▸ **Requirement**
For each line that holds "Robert", copy the line out.

▸ **Dataset entries**
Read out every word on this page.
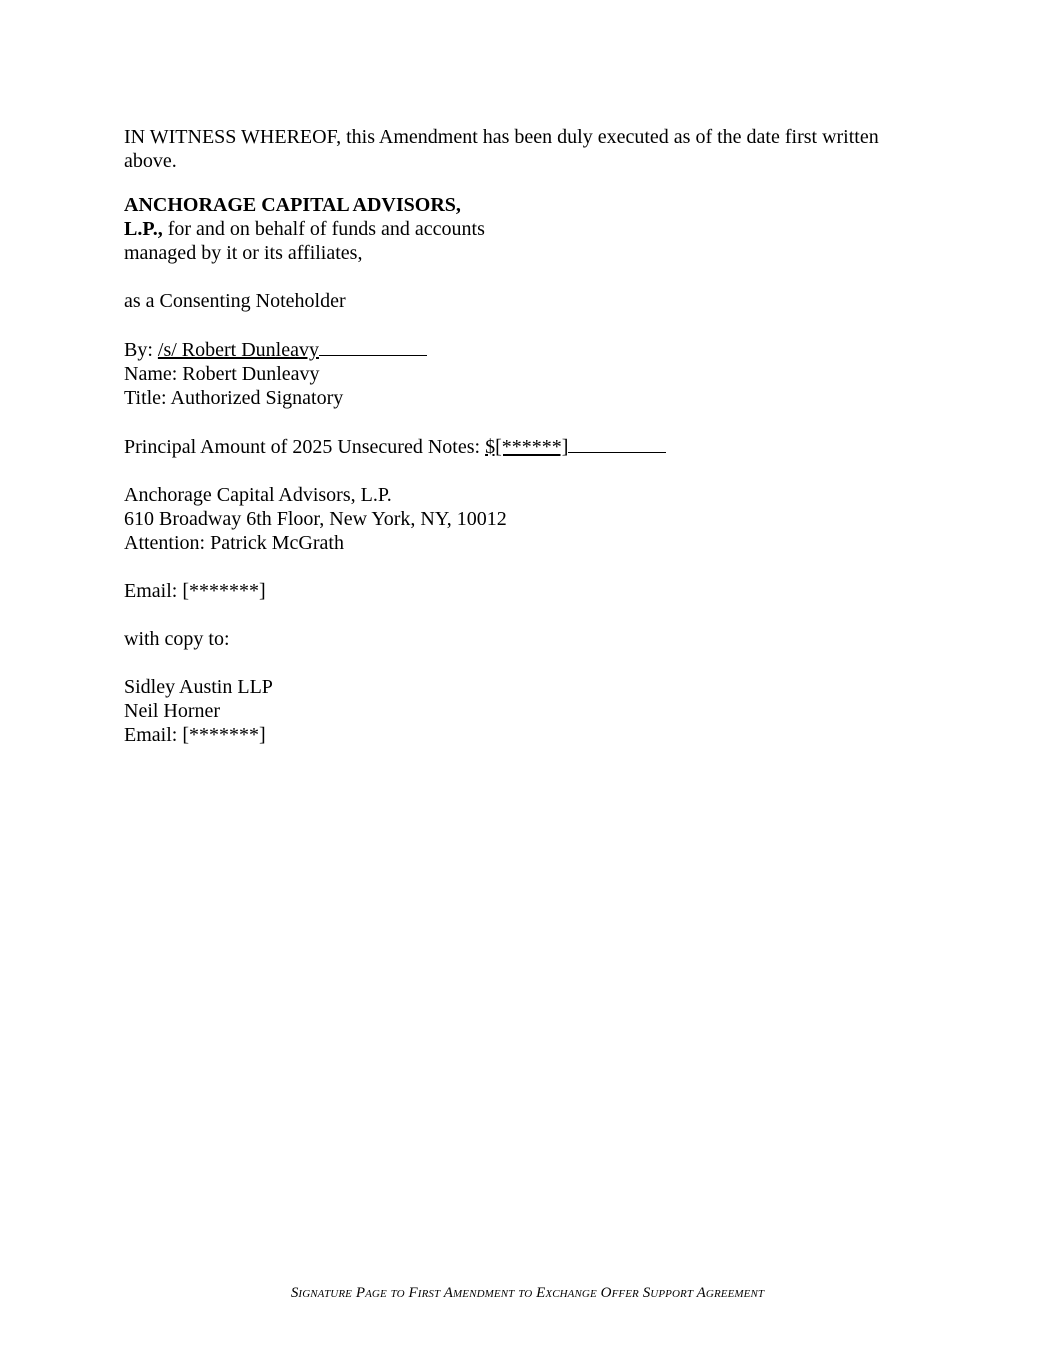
IN WITNESS WHEREOF, this Amendment has been duly executed as of the date first written above.

ANCHORAGE CAPITAL ADVISORS,

L.P., for and on behalf of funds and accounts

managed by it or its affiliates,

as a Consenting Noteholder

By: /s/ Robert Dunleavy

Name: Robert Dunleavy

Title: Authorized Signatory

Principal Amount of 2025 Unsecured Notes: $[******]

Anchorage Capital Advisors, L.P.

610 Broadway 6th Floor, New York, NY, 10012

Attention: Patrick McGrath

Email: [*******]

with copy to:

Sidley Austin LLP

Neil Horner

Email: [*******]

Signature Page to First Amendment to Exchange Offer Support Agreement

▸ **Response**
By: /s/ Robert Dunleavy
Name: Robert Dunleavy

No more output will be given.